# [Task statement]
For each line below that includes the word "text", make a copy.

(Saved entries)
>>

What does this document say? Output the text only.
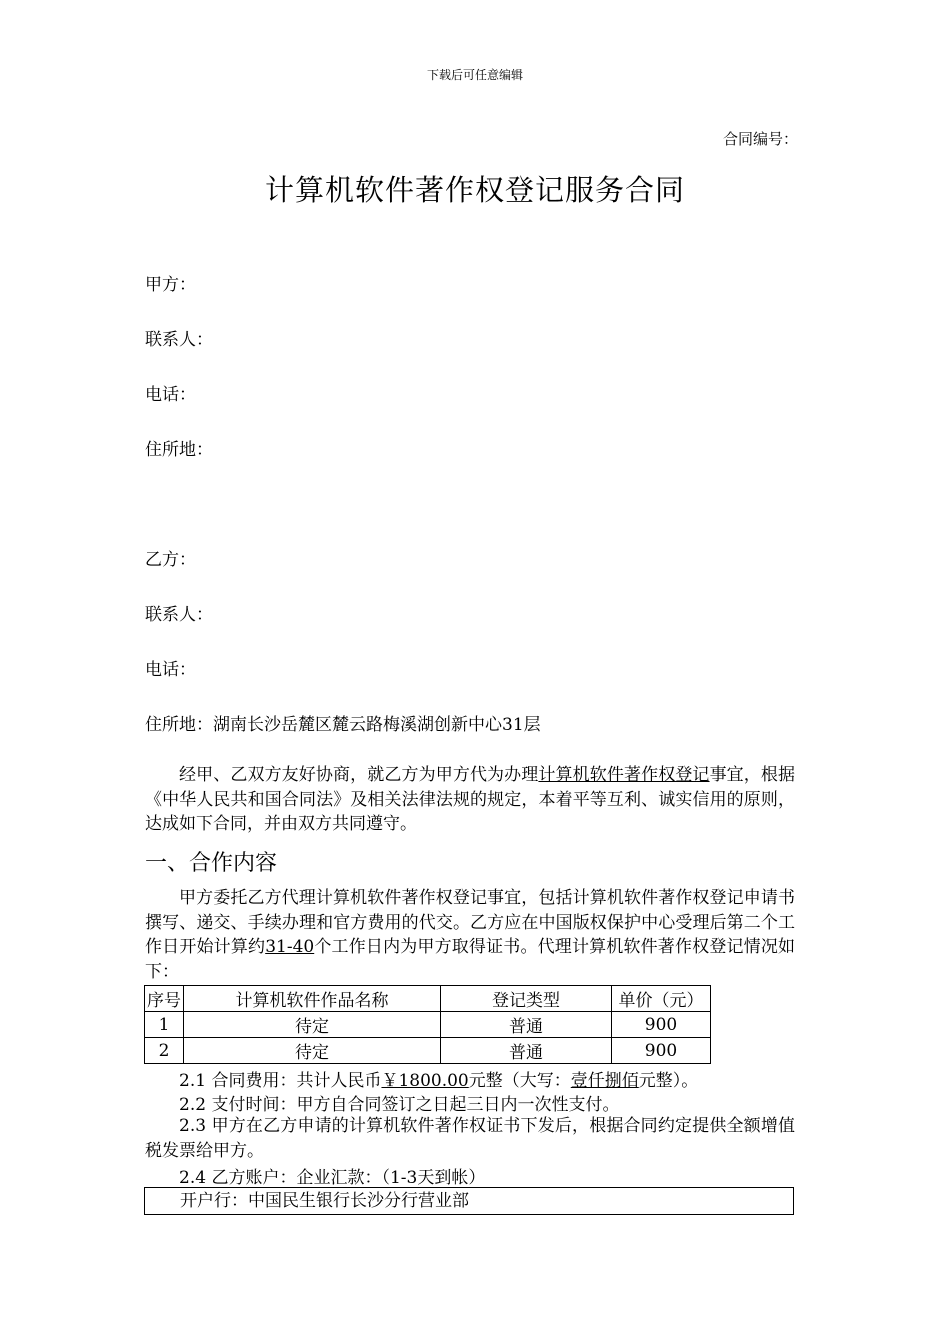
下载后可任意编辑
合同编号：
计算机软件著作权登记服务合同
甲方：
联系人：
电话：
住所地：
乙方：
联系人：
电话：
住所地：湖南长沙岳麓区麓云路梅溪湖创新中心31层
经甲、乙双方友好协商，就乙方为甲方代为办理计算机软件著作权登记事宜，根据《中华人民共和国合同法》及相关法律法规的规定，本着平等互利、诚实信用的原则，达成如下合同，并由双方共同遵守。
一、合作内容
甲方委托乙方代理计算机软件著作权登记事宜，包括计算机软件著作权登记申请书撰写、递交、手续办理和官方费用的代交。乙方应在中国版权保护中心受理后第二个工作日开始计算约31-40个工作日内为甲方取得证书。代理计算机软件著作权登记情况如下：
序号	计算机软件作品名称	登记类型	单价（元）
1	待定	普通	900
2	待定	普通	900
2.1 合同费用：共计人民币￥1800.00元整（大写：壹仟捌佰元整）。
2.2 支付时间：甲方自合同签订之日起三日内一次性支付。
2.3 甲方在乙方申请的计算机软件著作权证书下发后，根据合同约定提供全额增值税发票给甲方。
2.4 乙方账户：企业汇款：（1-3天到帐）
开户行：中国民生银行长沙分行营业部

<<
>>

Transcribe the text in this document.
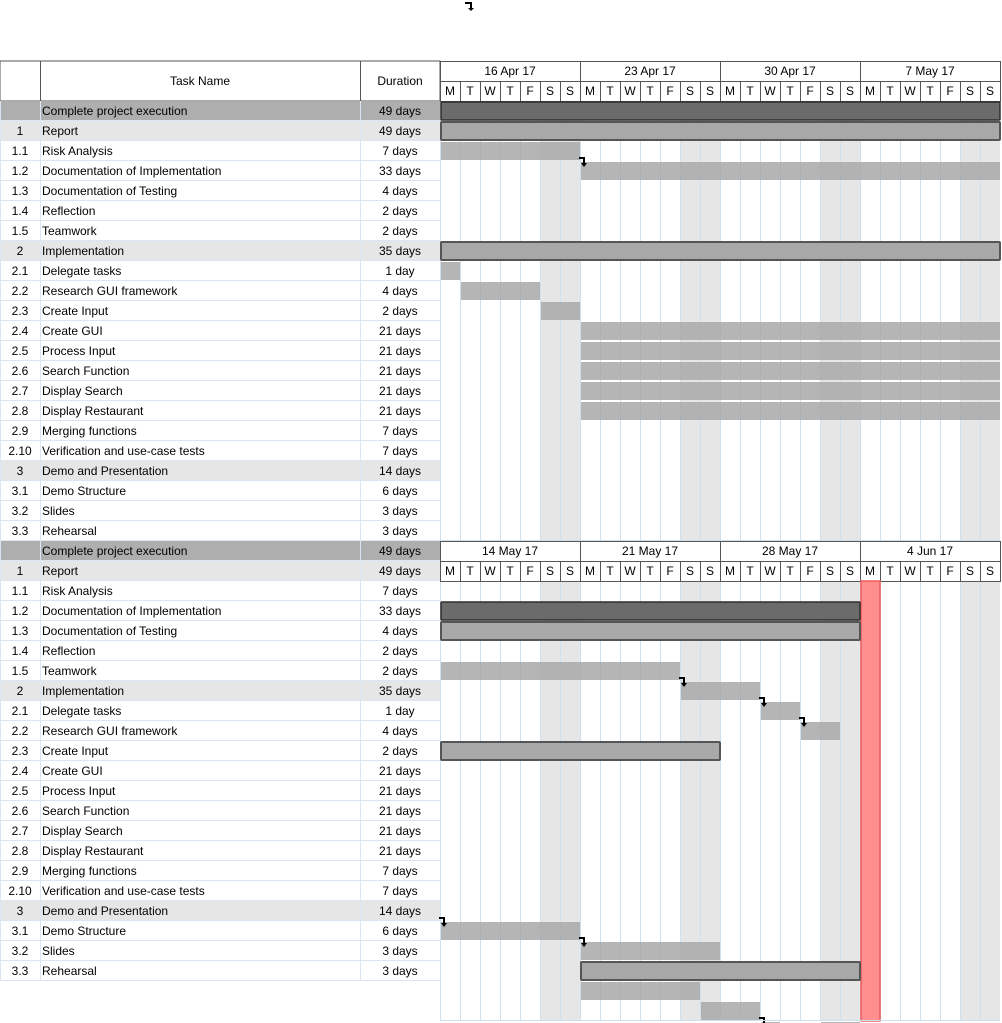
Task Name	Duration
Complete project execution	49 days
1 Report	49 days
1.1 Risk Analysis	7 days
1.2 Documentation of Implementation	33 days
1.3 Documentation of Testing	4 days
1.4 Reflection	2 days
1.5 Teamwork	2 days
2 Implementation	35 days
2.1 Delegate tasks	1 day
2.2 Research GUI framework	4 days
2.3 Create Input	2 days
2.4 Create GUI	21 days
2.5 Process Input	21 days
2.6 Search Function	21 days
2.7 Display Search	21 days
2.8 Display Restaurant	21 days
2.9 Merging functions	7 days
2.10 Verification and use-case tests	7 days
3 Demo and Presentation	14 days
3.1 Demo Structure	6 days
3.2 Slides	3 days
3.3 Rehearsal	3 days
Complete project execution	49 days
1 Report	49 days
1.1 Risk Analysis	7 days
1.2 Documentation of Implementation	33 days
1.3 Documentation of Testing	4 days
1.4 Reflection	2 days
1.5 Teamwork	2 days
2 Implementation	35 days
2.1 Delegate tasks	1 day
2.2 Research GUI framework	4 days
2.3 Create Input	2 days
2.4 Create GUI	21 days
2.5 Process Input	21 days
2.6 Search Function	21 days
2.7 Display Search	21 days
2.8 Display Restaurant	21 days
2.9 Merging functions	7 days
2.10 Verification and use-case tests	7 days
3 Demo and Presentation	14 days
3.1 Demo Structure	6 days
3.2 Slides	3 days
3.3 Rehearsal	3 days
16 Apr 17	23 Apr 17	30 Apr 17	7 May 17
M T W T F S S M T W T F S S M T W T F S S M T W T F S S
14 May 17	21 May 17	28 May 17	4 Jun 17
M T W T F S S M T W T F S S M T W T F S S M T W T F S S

<<

# [Answer in full]
What does this document say? Output the text only.
Transcribe the text in this document.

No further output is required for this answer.